─── Page ───

Prism Book Alliance® would like to thank Naomi Rabinowitz for stopping by today.
Title: F#@! BOMB
Author: Naomi Rabinowitz
Publisher: Self Published
Cover Artist: Shane Morgan
Genre: New Adult
Fatty. Freak. Friendless. Failure. Sadie Abramowitz is used to being alone. The morbidly obese college freshman literally doesn’t fit in anywhere and was constantly the butt of jokes in high school.
So far, life at Cunningham University isn’t much better. Her roommate only communicates in grunts while Sadie’s “dream job” at the school paper has her interviewing her fellow students with questions that practically invite them to insult her.
Things change when she’s assigned a story on Griffin Greenberg, the freshman track star who was one of Sadie’s high school bullies. At first, she’s reluctant to work with the gorgeous Griffin, but soon discovers that he’s not such a bad guy. Plus, he’s been keeping a secret: he’s gay.
As their friendship grows, Griffin challenges Sadie to do something she never thought possible: train for a marathon. Meanwhile, she supports him as he slowly comes to terms with his sexuality. Together, they help each other survive their first year of college – and also learn how to stand strong on their own.
*This book is a New Adult novel with some mature language and situations. It is recommended for readers 14 and up.
When I reconnected with my high school/college friend, Scott, I was initially embarrassed to see him in person. He was a chubby kid who’d grown into a handsome, fit man who ran marathons… and I’d been a thin girl who’d morphed into an obese woman. I was afraid he’d judge me and even warned him ahead of our face-to-face reunion that I had gained “a little bit” of weight.
Scott was anything but judgmental and our friendship quickly picked back up where it had left off. He also had something big to share: “You should know, I’m gay,” he told me.

─── Records ───

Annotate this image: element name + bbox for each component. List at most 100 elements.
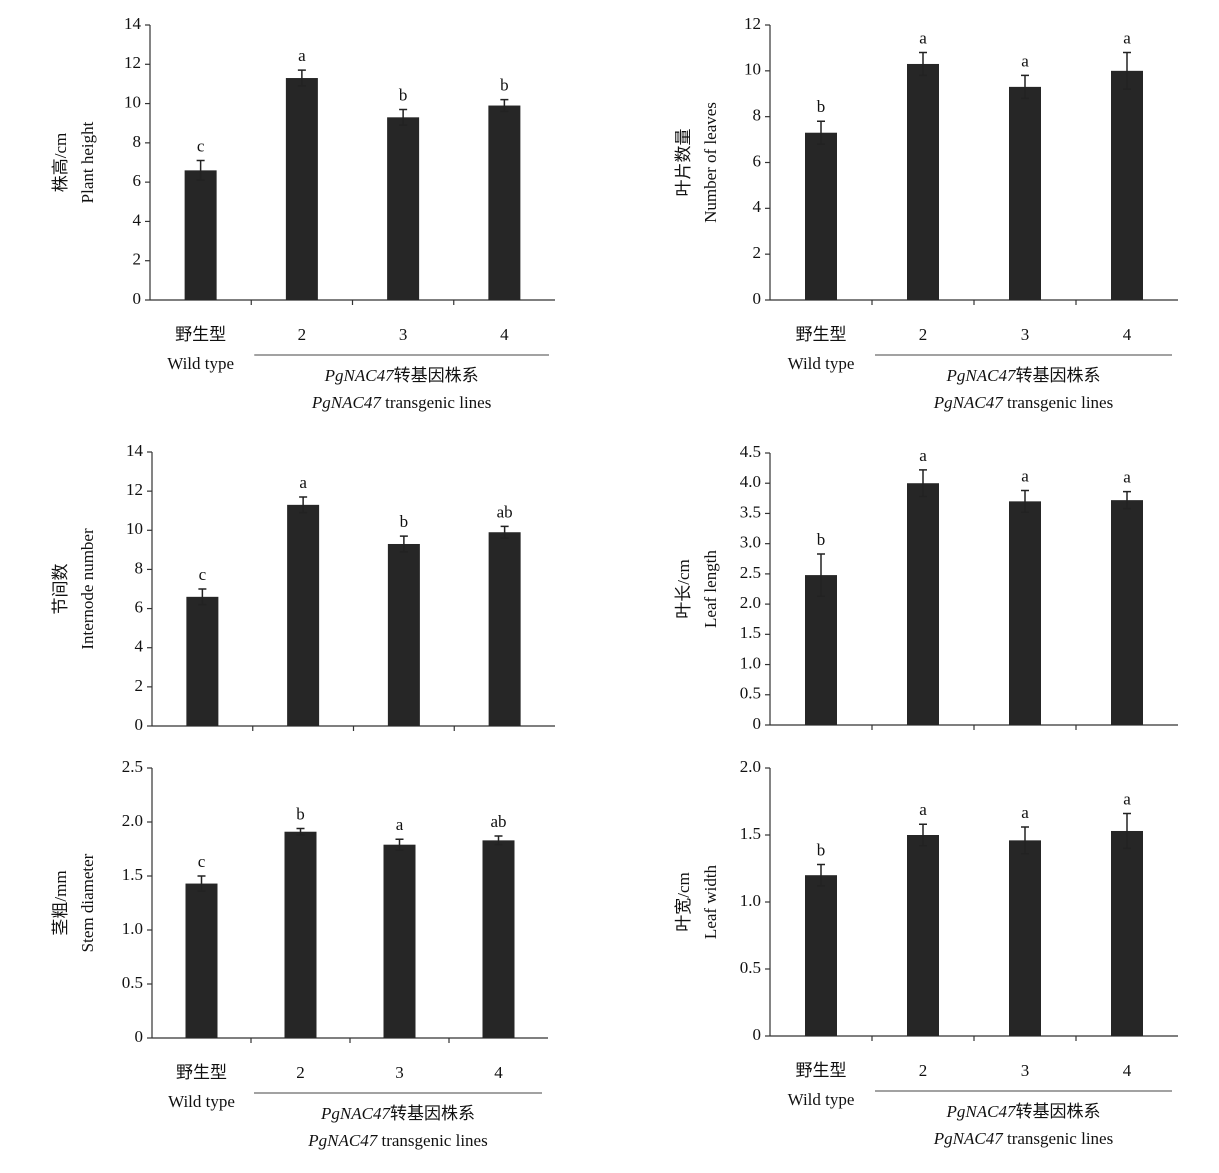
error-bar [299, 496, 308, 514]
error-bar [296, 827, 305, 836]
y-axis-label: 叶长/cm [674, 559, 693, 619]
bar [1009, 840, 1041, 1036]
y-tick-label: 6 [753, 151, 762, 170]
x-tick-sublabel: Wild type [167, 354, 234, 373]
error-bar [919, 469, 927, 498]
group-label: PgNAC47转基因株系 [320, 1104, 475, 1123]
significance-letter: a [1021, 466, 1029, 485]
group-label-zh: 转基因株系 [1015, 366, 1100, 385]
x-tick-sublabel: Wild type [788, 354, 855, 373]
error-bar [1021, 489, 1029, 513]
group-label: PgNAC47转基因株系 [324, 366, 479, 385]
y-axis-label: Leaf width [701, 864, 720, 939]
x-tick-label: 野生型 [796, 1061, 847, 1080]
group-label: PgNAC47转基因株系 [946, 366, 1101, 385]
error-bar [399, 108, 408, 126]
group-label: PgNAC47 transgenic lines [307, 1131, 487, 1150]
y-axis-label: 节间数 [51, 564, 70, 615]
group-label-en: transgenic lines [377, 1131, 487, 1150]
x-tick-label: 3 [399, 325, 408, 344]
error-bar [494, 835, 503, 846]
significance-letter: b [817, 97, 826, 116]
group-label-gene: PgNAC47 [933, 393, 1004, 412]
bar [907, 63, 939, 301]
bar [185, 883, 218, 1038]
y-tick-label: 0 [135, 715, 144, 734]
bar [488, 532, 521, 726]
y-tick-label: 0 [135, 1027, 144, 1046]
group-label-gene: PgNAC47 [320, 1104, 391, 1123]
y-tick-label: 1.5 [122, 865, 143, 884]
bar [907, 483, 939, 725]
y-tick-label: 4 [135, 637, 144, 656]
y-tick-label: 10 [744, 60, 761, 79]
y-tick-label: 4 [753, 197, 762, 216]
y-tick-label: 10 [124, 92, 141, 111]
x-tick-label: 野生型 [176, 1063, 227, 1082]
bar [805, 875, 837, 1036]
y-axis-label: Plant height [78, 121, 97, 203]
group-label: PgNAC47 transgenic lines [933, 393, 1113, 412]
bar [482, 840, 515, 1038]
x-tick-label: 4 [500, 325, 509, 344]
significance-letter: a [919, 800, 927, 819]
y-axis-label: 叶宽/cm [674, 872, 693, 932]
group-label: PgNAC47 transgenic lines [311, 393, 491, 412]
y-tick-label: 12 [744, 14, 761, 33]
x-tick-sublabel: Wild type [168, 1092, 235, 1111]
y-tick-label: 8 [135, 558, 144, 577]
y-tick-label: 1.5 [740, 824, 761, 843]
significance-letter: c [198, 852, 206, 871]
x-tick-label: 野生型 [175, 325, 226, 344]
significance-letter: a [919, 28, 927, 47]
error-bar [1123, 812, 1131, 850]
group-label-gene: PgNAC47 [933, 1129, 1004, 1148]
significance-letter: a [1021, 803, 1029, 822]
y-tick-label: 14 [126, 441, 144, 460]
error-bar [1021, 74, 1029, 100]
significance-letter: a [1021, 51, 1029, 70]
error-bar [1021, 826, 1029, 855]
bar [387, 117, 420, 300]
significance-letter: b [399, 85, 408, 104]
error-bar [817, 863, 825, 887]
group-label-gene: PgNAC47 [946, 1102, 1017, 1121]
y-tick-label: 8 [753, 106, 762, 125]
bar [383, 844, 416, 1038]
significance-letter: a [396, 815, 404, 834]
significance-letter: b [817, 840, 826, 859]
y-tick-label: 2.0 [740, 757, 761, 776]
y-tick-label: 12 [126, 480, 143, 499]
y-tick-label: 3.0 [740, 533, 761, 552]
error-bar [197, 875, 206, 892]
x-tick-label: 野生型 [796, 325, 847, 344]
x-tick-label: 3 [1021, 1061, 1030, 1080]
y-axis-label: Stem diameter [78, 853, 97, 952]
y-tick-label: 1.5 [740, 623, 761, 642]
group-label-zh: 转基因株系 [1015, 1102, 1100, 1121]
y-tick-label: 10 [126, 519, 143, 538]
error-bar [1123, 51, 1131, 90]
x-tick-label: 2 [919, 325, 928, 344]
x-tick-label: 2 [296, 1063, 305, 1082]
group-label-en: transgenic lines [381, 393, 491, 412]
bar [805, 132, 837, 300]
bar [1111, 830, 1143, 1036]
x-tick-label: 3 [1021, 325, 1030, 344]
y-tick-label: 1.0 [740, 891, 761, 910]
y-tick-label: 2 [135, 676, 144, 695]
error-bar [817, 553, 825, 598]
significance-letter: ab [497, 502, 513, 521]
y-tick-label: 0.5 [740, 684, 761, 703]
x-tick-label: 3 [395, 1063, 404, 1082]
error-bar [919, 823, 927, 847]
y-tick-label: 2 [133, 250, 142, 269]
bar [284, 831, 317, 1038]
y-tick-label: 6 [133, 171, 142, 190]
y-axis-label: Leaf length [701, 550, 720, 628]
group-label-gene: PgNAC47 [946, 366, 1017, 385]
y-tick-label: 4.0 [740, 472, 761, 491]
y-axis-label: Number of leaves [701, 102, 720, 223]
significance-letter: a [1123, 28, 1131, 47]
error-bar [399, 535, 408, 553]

───
─── Records ───

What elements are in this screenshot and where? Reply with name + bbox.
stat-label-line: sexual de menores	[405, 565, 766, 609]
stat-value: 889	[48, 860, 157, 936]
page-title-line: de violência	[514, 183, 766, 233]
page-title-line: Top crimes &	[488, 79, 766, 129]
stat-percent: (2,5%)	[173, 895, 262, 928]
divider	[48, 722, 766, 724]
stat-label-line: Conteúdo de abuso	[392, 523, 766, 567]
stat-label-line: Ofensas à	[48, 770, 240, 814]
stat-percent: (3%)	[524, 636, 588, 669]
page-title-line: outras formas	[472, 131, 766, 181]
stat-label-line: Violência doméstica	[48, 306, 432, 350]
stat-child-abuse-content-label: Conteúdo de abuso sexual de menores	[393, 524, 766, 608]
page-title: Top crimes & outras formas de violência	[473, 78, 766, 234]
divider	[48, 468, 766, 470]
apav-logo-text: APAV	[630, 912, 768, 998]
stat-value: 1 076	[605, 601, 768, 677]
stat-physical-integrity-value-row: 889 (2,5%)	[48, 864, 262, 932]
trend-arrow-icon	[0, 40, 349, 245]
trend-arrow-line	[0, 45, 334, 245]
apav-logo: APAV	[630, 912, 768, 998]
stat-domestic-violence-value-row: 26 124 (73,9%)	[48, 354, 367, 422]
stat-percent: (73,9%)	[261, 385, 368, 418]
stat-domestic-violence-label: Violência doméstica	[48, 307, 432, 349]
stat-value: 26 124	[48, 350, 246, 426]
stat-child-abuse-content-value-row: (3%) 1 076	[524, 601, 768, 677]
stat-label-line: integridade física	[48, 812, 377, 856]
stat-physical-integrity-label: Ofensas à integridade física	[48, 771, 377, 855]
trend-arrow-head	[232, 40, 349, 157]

───

What to do:
(1) According to the book feature, who is the cover artist?
(2) Reproduce the passage of the book feature that opens with the words containing "So far, life" and closes with "on their own.".
(3) Carry the book feature on from its final sentence.
The data come from an unrelated source.

Answers per task:
(1) Shane Morgan

(2)
So far, life at Cunningham University isn’t much better. Her roommate only communicates in grunts while Sadie’s “dream job” at the school paper has her interviewing her fellow students with questions that practically invite them to insult her.
Things change when she’s assigned a story on Griffin Greenberg, the freshman track star who was one of Sadie’s high school bullies. At first, she’s reluctant to work with the gorgeous Griffin, but soon discovers that he’s not such a bad guy. Plus, he’s been keeping a secret: he’s gay.
As their friendship grows, Griffin challenges Sadie to do something she never thought possible: train for a marathon. Meanwhile, she supports him as he slowly comes to terms with his sexuality. Together, they help each other survive their first year of college – and also learn how to stand strong on their own.

(3)
From there we found that we could talk about anything, and to our surprise, discovered that being overweight and gay brought us some points in common. Our parents hadn’t expected us to turn out as we had… and we didn’t always meet society’s expectations. “There is one huge difference, though,” I noted. “I can change. You can’t.”
Scott has become one of my biggest champions in helping me lose weight – 100 pounds so far and counting! – and I was the matron of honor in his recent wedding to a wonderful man, Christopher.
Still, our friendship goes beyond my size and his sexuality. He’s gone on several trips with my husband and me, and has us over every Christmas. When I broke my leg, Scott was in the doctor’s office with me when I had my bone snapped back into place. His husband has become a close friend and both are like my brothers. They look out for me and always tell me the truth, even when I don’t want to hear it.
Some people haven’t understood our friendship. My late grandmother was wary of me spending time with a man who isn’t my husband. But it’s those boundaries in my relationship with Scott that have made us so close. Knowing we’ll never cross that line into anything romantic is freeing and has allowed me to be open in a way that I couldn’t be with a straight male friend.
When Scott suggested I write a book about our friendship, I agreed it would be an interesting to craft a non-romantic love story – and to depict a realistic look at the complex dynamic between a gay man and straight woman. Since I didn’t want to write a memoir, I decided to create a fictionalized version of our relationship.
Thus, I came up with the basic plot for F#@! BOMB. My narrator, Sadie, is an overweight college freshman who befriends Griffin, a closeted jock. He persuades her to train for a marathon while she encourages him to come to terms with his sexuality. The title comes from the idea of “Fat” being such a negative word in our society. It’s not just a description; it’s an insult. “Fat” is also one letter off from a certain derogatory term for gays.
I thought it would be interesting to combine the two character’s stories against a college backdrop. Though F#@! BOMB is told from Sadie’s point of view, we see Griffin’s progression through her eyes. I made my characters college freshmen so they’d be entering a new phase of their lives in a new place.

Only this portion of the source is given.